What the task asks: Pick every line out of the entries below that holds the string "essere", and report them.

Data excerpts

■ ■ ■

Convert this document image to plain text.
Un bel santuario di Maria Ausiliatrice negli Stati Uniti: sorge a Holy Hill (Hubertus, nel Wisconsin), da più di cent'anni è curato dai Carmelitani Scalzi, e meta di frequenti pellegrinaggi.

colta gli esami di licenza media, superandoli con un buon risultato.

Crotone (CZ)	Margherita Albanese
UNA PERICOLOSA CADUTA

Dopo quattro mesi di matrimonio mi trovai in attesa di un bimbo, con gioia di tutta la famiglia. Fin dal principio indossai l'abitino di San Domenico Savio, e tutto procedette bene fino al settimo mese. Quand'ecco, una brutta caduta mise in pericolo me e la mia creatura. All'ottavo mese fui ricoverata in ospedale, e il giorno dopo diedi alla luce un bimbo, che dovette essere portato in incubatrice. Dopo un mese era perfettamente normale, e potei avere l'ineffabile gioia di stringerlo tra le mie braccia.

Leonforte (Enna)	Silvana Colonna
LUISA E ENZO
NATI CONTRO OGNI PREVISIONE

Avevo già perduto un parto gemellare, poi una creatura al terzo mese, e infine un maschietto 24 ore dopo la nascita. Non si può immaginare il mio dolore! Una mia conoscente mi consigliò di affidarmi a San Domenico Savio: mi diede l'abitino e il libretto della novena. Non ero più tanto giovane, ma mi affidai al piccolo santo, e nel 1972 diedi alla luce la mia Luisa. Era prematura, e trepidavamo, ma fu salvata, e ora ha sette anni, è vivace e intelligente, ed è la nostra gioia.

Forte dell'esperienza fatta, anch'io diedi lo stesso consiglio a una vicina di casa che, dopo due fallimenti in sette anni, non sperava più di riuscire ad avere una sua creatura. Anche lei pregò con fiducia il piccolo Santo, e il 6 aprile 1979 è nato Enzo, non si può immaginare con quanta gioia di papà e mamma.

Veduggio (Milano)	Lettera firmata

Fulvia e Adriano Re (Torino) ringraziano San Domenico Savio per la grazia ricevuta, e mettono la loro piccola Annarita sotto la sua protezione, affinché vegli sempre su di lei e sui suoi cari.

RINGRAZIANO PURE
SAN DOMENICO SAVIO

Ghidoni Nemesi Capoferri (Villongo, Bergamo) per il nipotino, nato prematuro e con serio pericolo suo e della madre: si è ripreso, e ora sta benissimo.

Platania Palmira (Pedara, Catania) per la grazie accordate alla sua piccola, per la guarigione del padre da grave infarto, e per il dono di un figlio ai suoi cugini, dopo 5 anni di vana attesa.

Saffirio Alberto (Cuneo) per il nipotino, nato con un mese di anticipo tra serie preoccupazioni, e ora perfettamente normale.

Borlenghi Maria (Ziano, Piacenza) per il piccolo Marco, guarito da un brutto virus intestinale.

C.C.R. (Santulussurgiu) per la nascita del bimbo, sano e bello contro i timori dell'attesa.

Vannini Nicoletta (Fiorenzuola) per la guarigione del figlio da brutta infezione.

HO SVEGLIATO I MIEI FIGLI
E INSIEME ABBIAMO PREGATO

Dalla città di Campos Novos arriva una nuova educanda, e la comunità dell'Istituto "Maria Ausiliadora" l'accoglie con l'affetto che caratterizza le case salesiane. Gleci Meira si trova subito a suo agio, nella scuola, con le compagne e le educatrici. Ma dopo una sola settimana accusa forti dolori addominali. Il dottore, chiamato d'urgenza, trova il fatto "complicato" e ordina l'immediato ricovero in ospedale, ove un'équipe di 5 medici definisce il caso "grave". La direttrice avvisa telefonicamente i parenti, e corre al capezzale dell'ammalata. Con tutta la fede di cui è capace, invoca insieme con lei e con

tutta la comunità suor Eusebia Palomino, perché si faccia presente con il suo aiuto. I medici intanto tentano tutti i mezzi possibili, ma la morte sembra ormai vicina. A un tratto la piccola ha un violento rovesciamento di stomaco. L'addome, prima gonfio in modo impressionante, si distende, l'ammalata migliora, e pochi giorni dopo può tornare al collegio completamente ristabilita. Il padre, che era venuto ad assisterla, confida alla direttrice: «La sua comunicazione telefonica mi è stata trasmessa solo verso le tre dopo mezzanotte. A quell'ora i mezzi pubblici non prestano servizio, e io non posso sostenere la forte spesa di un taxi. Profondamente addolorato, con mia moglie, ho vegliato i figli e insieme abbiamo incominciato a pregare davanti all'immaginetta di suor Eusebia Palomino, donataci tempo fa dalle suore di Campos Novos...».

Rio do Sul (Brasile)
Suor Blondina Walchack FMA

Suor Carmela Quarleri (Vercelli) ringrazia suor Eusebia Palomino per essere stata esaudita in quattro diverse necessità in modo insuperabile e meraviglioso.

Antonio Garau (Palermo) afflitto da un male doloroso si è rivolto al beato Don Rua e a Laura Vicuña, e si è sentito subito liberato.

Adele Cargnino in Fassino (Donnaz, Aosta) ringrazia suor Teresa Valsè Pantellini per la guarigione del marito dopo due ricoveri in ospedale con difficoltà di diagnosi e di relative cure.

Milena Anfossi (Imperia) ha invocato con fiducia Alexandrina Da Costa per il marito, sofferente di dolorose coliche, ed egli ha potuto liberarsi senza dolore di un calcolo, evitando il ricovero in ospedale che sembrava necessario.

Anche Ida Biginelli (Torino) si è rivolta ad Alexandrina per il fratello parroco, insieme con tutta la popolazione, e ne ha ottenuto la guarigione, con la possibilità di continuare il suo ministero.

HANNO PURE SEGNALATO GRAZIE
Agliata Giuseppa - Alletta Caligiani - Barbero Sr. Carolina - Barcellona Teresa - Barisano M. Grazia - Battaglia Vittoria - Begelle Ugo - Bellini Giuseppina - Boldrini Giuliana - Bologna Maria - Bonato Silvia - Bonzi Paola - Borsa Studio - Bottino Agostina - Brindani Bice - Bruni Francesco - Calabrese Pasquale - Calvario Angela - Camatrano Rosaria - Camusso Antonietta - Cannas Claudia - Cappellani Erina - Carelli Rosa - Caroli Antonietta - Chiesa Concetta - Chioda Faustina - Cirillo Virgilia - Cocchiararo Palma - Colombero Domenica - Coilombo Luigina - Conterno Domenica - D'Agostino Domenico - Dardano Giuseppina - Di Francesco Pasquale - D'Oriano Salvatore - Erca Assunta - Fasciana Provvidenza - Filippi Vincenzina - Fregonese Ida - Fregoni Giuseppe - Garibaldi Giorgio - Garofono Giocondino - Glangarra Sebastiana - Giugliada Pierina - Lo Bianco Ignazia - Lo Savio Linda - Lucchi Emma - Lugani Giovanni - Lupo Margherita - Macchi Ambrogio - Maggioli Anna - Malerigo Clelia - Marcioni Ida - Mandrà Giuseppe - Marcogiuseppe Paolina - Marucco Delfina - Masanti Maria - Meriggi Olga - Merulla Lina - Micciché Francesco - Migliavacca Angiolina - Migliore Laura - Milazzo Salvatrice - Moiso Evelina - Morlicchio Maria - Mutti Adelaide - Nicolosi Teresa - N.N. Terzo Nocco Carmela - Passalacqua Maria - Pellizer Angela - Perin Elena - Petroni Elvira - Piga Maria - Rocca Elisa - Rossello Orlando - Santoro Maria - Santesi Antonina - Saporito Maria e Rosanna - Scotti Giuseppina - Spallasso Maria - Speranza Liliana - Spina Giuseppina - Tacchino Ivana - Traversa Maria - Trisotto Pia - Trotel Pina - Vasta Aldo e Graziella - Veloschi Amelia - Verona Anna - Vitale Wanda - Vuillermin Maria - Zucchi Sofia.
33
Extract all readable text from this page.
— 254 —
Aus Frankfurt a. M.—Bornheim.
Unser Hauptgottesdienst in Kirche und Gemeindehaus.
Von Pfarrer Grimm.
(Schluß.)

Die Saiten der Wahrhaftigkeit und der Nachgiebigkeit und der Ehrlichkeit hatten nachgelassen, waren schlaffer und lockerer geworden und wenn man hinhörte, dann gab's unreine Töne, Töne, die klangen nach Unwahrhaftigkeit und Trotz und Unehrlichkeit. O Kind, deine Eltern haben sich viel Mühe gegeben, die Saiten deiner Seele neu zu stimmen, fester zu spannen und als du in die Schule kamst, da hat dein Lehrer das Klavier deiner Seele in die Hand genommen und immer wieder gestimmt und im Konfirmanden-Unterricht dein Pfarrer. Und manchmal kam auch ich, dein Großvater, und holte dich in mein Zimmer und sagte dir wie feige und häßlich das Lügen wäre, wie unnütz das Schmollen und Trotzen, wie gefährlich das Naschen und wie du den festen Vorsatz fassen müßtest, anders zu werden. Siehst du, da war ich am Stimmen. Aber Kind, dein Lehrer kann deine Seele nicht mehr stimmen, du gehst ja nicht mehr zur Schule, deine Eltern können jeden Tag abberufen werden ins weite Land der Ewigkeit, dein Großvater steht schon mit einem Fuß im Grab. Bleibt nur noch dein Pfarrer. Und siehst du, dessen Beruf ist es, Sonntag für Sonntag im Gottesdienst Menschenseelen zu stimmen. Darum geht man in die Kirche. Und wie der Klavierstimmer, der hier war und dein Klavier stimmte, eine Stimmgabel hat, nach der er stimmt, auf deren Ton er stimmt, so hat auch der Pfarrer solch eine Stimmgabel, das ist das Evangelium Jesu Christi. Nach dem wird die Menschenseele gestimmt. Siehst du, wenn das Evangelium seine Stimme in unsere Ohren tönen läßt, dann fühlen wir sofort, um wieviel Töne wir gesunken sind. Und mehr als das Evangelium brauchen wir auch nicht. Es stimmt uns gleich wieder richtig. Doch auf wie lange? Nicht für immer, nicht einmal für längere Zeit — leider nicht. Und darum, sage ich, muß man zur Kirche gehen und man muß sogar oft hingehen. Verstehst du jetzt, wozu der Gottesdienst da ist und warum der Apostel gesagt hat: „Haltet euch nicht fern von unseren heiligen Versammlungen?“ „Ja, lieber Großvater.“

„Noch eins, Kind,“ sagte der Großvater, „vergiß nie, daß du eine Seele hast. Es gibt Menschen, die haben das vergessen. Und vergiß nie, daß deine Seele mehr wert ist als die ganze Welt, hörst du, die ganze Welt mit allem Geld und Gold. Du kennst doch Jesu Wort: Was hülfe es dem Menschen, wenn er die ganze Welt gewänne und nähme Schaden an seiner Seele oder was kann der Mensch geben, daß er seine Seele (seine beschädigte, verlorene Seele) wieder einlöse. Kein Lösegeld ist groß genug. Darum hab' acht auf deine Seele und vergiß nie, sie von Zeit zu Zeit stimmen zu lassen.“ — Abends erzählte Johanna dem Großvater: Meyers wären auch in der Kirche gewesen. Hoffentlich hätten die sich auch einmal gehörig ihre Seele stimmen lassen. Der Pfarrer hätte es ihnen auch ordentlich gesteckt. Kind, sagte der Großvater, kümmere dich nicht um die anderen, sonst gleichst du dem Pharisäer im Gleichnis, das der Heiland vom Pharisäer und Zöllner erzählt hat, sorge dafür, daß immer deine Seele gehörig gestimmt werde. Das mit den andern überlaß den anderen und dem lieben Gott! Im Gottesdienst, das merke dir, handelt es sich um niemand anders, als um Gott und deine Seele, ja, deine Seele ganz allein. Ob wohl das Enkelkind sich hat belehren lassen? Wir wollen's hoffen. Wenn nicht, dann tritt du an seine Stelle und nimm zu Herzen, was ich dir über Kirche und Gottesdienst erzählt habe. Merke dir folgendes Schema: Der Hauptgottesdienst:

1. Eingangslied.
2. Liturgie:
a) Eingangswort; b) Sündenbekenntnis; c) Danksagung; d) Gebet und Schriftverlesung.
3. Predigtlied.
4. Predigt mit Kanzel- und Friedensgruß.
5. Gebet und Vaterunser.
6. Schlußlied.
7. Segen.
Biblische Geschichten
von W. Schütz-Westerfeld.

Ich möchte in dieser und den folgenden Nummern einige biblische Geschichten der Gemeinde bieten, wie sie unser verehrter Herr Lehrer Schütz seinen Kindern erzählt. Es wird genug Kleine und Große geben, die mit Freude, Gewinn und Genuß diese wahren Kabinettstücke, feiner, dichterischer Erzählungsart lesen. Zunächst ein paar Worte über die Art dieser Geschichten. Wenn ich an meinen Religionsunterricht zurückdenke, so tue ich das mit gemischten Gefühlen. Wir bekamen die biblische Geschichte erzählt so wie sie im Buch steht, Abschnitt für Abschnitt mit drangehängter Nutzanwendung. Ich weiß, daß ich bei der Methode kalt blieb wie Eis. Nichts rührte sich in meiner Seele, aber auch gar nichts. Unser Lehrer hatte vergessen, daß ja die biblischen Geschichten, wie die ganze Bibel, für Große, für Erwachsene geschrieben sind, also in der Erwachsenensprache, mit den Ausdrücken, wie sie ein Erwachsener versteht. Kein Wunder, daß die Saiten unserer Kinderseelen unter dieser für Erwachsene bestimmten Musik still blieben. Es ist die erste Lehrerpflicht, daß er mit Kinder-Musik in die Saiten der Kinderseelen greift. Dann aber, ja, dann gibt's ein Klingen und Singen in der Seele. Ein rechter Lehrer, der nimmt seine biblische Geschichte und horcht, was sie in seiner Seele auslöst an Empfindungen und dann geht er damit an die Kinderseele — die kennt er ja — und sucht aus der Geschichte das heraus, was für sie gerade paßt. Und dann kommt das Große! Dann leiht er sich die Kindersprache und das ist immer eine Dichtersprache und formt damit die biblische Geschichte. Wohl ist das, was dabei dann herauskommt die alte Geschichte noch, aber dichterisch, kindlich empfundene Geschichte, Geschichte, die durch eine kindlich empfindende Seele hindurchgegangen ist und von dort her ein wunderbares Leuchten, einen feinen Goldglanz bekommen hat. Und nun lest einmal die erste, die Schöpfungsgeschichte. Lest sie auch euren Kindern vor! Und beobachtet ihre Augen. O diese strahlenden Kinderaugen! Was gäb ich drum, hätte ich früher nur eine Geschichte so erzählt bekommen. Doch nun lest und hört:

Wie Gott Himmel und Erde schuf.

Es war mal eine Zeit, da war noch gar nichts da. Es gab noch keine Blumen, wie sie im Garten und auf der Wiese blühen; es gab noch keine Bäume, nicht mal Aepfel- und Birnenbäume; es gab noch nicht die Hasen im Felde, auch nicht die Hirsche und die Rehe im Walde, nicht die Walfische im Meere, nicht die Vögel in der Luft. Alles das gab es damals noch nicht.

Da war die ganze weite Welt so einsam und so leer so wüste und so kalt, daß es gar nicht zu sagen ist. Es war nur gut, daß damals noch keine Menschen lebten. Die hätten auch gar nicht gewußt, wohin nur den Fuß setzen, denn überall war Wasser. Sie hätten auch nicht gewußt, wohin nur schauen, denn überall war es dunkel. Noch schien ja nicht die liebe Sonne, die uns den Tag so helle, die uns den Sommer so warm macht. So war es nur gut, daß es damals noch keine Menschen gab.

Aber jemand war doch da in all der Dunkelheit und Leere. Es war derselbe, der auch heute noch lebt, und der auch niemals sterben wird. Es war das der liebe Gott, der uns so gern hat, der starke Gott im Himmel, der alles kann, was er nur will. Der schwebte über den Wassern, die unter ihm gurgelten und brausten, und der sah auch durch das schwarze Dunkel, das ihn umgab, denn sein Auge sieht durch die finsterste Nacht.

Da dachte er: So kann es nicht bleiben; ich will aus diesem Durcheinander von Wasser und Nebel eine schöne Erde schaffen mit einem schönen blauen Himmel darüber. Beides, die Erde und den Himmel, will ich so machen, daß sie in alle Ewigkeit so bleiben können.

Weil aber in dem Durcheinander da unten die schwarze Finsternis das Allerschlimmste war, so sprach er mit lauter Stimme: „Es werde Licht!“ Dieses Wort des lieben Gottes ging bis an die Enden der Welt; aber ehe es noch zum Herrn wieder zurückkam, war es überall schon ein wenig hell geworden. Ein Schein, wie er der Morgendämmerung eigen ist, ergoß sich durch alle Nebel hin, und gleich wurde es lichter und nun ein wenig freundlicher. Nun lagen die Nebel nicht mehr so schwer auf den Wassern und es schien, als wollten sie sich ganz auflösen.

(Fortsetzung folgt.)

■ ■ ■

Response to the task:
Dopo quattro mesi di matrimonio mi trovai in attesa di un bimbo, con gioia di tutta la famiglia. Fin dal principio indossai l'abitino di San Domenico Savio, e tutto procedette bene fino al settimo mese. Quand'ecco, una brutta caduta mise in pericolo me e la mia creatura. All'ottavo mese fui ricoverata in ospedale, e il giorno dopo diedi alla luce un bimbo, che dovette essere portato in incubatrice. Dopo un mese era perfettamente normale, e potei avere l'ineffabile gioia di stringerlo tra le mie braccia.
Suor Carmela Quarleri (Vercelli) ringrazia suor Eusebia Palomino per essere stata esaudita in quattro diverse necessità in modo insuperabile e meraviglioso.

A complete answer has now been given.